**SUPPLIED MATERIAL:**

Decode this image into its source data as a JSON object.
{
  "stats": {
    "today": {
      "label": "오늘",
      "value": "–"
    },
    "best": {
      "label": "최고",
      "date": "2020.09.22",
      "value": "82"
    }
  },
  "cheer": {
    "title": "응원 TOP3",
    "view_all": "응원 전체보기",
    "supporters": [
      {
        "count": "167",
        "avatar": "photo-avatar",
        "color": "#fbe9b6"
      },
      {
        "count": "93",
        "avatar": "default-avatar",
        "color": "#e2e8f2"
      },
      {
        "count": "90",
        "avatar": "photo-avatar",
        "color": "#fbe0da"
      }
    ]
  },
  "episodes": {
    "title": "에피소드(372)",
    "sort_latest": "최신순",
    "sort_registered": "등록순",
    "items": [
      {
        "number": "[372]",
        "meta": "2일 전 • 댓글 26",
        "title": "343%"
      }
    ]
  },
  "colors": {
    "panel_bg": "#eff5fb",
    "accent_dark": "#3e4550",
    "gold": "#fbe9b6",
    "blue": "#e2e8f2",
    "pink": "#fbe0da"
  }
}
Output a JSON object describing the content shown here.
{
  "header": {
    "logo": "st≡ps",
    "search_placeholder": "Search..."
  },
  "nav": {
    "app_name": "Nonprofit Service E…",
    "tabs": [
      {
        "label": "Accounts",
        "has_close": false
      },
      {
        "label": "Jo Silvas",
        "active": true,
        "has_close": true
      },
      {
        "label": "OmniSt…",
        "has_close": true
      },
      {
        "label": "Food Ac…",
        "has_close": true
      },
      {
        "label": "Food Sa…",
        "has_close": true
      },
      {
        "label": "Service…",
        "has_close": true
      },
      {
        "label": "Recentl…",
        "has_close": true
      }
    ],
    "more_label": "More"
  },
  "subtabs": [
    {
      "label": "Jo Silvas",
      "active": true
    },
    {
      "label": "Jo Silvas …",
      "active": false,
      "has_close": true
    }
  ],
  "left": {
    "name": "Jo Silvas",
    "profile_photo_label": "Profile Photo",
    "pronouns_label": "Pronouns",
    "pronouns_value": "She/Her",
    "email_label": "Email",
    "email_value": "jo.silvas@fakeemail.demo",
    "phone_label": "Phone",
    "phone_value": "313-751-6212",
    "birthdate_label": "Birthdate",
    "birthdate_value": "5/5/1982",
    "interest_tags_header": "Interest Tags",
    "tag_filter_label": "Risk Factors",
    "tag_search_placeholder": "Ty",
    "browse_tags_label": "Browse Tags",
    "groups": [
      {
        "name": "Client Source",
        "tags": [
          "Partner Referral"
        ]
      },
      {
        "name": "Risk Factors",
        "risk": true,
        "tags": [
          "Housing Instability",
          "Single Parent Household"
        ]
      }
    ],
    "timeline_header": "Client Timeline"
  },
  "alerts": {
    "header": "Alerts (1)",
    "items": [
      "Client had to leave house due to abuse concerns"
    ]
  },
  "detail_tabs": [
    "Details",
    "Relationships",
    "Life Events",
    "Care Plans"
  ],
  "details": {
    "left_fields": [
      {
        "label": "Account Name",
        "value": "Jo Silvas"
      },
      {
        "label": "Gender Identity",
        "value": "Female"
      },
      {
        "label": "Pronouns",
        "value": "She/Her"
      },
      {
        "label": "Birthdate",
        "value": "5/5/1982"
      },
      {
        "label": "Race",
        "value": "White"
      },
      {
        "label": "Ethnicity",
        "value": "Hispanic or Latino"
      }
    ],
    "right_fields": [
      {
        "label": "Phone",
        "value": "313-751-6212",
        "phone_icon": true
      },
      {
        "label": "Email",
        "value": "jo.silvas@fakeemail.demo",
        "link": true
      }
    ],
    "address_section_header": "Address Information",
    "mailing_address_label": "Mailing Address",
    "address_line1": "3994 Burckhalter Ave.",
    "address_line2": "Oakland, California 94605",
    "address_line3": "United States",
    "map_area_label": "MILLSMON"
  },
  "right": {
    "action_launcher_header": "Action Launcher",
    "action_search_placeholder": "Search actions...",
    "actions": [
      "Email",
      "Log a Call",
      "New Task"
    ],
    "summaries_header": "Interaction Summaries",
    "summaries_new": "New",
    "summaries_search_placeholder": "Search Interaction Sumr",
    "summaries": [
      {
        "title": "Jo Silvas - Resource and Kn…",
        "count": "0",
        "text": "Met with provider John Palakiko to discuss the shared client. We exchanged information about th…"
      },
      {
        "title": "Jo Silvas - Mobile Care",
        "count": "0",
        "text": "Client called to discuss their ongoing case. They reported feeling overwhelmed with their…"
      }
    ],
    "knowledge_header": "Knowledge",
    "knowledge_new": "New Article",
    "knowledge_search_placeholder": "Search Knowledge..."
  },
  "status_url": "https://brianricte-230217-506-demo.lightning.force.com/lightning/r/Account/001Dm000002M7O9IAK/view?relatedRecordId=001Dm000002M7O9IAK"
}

**PROMPT:** Repeat the data precisely, reproducing every entry.

**EXERCISE RESULT:**
Decode this image into its source data as a JSON object.
{
  "stats": {
    "today": {
      "label": "오늘",
      "value": "–"
    },
    "best": {
      "label": "최고",
      "date": "2020.09.22",
      "value": "82"
    }
  },
  "cheer": {
    "title": "응원 TOP3",
    "view_all": "응원 전체보기",
    "supporters": [
      {
        "count": "167",
        "avatar": "photo-avatar",
        "color": "#fbe9b6"
      },
      {
        "count": "93",
        "avatar": "default-avatar",
        "color": "#e2e8f2"
      },
      {
        "count": "90",
        "avatar": "photo-avatar",
        "color": "#fbe0da"
      }
    ]
  },
  "episodes": {
    "title": "에피소드(372)",
    "sort_latest": "최신순",
    "sort_registered": "등록순",
    "items": [
      {
        "number": "[372]",
        "meta": "2일 전 • 댓글 26",
        "title": "343%"
      }
    ]
  },
  "colors": {
    "panel_bg": "#eff5fb",
    "accent_dark": "#3e4550",
    "gold": "#fbe9b6",
    "blue": "#e2e8f2",
    "pink": "#fbe0da"
  }
}
Output a JSON object describing the content shown here.
{
  "header": {
    "logo": "st≡ps",
    "search_placeholder": "Search..."
  },
  "nav": {
    "app_name": "Nonprofit Service E…",
    "tabs": [
      {
        "label": "Accounts",
        "has_close": false
      },
      {
        "label": "Jo Silvas",
        "active": true,
        "has_close": true
      },
      {
        "label": "OmniSt…",
        "has_close": true
      },
      {
        "label": "Food Ac…",
        "has_close": true
      },
      {
        "label": "Food Sa…",
        "has_close": true
      },
      {
        "label": "Service…",
        "has_close": true
      },
      {
        "label": "Recentl…",
        "has_close": true
      }
    ],
    "more_label": "More"
  },
  "subtabs": [
    {
      "label": "Jo Silvas",
      "active": true
    },
    {
      "label": "Jo Silvas …",
      "active": false,
      "has_close": true
    }
  ],
  "left": {
    "name": "Jo Silvas",
    "profile_photo_label": "Profile Photo",
    "pronouns_label": "Pronouns",
    "pronouns_value": "She/Her",
    "email_label": "Email",
    "email_value": "jo.silvas@fakeemail.demo",
    "phone_label": "Phone",
    "phone_value": "313-751-6212",
    "birthdate_label": "Birthdate",
    "birthdate_value": "5/5/1982",
    "interest_tags_header": "Interest Tags",
    "tag_filter_label": "Risk Factors",
    "tag_search_placeholder": "Ty",
    "browse_tags_label": "Browse Tags",
    "groups": [
      {
        "name": "Client Source",
        "tags": [
          "Partner Referral"
        ]
      },
      {
        "name": "Risk Factors",
        "risk": true,
        "tags": [
          "Housing Instability",
          "Single Parent Household"
        ]
      }
    ],
    "timeline_header": "Client Timeline"
  },
  "alerts": {
    "header": "Alerts (1)",
    "items": [
      "Client had to leave house due to abuse concerns"
    ]
  },
  "detail_tabs": [
    "Details",
    "Relationships",
    "Life Events",
    "Care Plans"
  ],
  "details": {
    "left_fields": [
      {
        "label": "Account Name",
        "value": "Jo Silvas"
      },
      {
        "label": "Gender Identity",
        "value": "Female"
      },
      {
        "label": "Pronouns",
        "value": "She/Her"
      },
      {
        "label": "Birthdate",
        "value": "5/5/1982"
      },
      {
        "label": "Race",
        "value": "White"
      },
      {
        "label": "Ethnicity",
        "value": "Hispanic or Latino"
      }
    ],
    "right_fields": [
      {
        "label": "Phone",
        "value": "313-751-6212",
        "phone_icon": true
      },
      {
        "label": "Email",
        "value": "jo.silvas@fakeemail.demo",
        "link": true
      }
    ],
    "address_section_header": "Address Information",
    "mailing_address_label": "Mailing Address",
    "address_line1": "3994 Burckhalter Ave.",
    "address_line2": "Oakland, California 94605",
    "address_line3": "United States",
    "map_area_label": "MILLSMON"
  },
  "right": {
    "action_launcher_header": "Action Launcher",
    "action_search_placeholder": "Search actions...",
    "actions": [
      "Email",
      "Log a Call",
      "New Task"
    ],
    "summaries_header": "Interaction Summaries",
    "summaries_new": "New",
    "summaries_search_placeholder": "Search Interaction Sumr",
    "summaries": [
      {
        "title": "Jo Silvas - Resource and Kn…",
        "count": "0",
        "text": "Met with provider John Palakiko to discuss the shared client. We exchanged information about th…"
      },
      {
        "title": "Jo Silvas - Mobile Care",
        "count": "0",
        "text": "Client called to discuss their ongoing case. They reported feeling overwhelmed with their…"
      }
    ],
    "knowledge_header": "Knowledge",
    "knowledge_new": "New Article",
    "knowledge_search_placeholder": "Search Knowledge..."
  },
  "status_url": "https://brianricte-230217-506-demo.lightning.force.com/lightning/r/Account/001Dm000002M7O9IAK/view?relatedRecordId=001Dm000002M7O9IAK"
}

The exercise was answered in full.